## Dataset records
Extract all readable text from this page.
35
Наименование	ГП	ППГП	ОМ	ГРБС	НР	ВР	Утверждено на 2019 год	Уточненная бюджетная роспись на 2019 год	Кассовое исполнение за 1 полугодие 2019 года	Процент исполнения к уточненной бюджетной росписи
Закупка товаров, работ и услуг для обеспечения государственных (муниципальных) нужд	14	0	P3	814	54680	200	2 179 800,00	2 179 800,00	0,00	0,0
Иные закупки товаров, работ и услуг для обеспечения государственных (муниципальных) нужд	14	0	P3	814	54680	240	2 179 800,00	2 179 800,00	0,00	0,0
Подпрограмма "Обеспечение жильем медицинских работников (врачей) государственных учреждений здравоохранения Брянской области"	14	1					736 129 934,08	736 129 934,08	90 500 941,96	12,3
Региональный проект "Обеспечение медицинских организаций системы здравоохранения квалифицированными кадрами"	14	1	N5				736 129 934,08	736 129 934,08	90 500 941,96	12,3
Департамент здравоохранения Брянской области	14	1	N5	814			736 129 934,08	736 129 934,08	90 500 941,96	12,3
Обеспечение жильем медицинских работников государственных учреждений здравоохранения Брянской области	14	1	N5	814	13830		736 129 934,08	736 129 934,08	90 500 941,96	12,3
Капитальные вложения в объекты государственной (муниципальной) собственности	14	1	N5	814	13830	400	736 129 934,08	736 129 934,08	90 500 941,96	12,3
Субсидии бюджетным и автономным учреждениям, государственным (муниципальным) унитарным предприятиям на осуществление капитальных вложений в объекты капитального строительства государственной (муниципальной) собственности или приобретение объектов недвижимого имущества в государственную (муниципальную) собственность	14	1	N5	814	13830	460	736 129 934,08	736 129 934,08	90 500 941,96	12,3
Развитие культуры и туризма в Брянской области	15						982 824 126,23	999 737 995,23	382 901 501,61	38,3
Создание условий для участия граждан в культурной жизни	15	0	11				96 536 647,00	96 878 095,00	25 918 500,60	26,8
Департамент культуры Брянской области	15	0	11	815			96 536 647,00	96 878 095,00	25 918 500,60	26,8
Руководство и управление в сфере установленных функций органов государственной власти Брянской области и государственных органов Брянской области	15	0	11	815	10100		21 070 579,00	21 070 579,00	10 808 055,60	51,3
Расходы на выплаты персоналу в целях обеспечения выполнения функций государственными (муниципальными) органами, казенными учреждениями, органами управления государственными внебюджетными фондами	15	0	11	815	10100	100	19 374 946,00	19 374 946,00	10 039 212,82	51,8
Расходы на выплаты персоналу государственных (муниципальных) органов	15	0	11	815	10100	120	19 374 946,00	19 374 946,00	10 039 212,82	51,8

## Task goal
Go through the listing above and restate it word for word.

## In response
Extract all readable text from this page.
35
Наименование	ГП	ППГП	ОМ	ГРБС	НР	ВР	Утверждено на 2019 год	Уточненная бюджетная роспись на 2019 год	Кассовое исполнение за 1 полугодие 2019 года	Процент исполнения к уточненной бюджетной росписи
Закупка товаров, работ и услуг для обеспечения государственных (муниципальных) нужд	14	0	P3	814	54680	200	2 179 800,00	2 179 800,00	0,00	0,0
Иные закупки товаров, работ и услуг для обеспечения государственных (муниципальных) нужд	14	0	P3	814	54680	240	2 179 800,00	2 179 800,00	0,00	0,0
Подпрограмма "Обеспечение жильем медицинских работников (врачей) государственных учреждений здравоохранения Брянской области"	14	1					736 129 934,08	736 129 934,08	90 500 941,96	12,3
Региональный проект "Обеспечение медицинских организаций системы здравоохранения квалифицированными кадрами"	14	1	N5				736 129 934,08	736 129 934,08	90 500 941,96	12,3
Департамент здравоохранения Брянской области	14	1	N5	814			736 129 934,08	736 129 934,08	90 500 941,96	12,3
Обеспечение жильем медицинских работников государственных учреждений здравоохранения Брянской области	14	1	N5	814	13830		736 129 934,08	736 129 934,08	90 500 941,96	12,3
Капитальные вложения в объекты государственной (муниципальной) собственности	14	1	N5	814	13830	400	736 129 934,08	736 129 934,08	90 500 941,96	12,3
Субсидии бюджетным и автономным учреждениям, государственным (муниципальным) унитарным предприятиям на осуществление капитальных вложений в объекты капитального строительства государственной (муниципальной) собственности или приобретение объектов недвижимого имущества в государственную (муниципальную) собственность	14	1	N5	814	13830	460	736 129 934,08	736 129 934,08	90 500 941,96	12,3
Развитие культуры и туризма в Брянской области	15						982 824 126,23	999 737 995,23	382 901 501,61	38,3
Создание условий для участия граждан в культурной жизни	15	0	11				96 536 647,00	96 878 095,00	25 918 500,60	26,8
Департамент культуры Брянской области	15	0	11	815			96 536 647,00	96 878 095,00	25 918 500,60	26,8
Руководство и управление в сфере установленных функций органов государственной власти Брянской области и государственных органов Брянской области	15	0	11	815	10100		21 070 579,00	21 070 579,00	10 808 055,60	51,3
Расходы на выплаты персоналу в целях обеспечения выполнения функций государственными (муниципальными) органами, казенными учреждениями, органами управления государственными внебюджетными фондами	15	0	11	815	10100	100	19 374 946,00	19 374 946,00	10 039 212,82	51,8
Расходы на выплаты персоналу государственных (муниципальных) органов	15	0	11	815	10100	120	19 374 946,00	19 374 946,00	10 039 212,82	51,8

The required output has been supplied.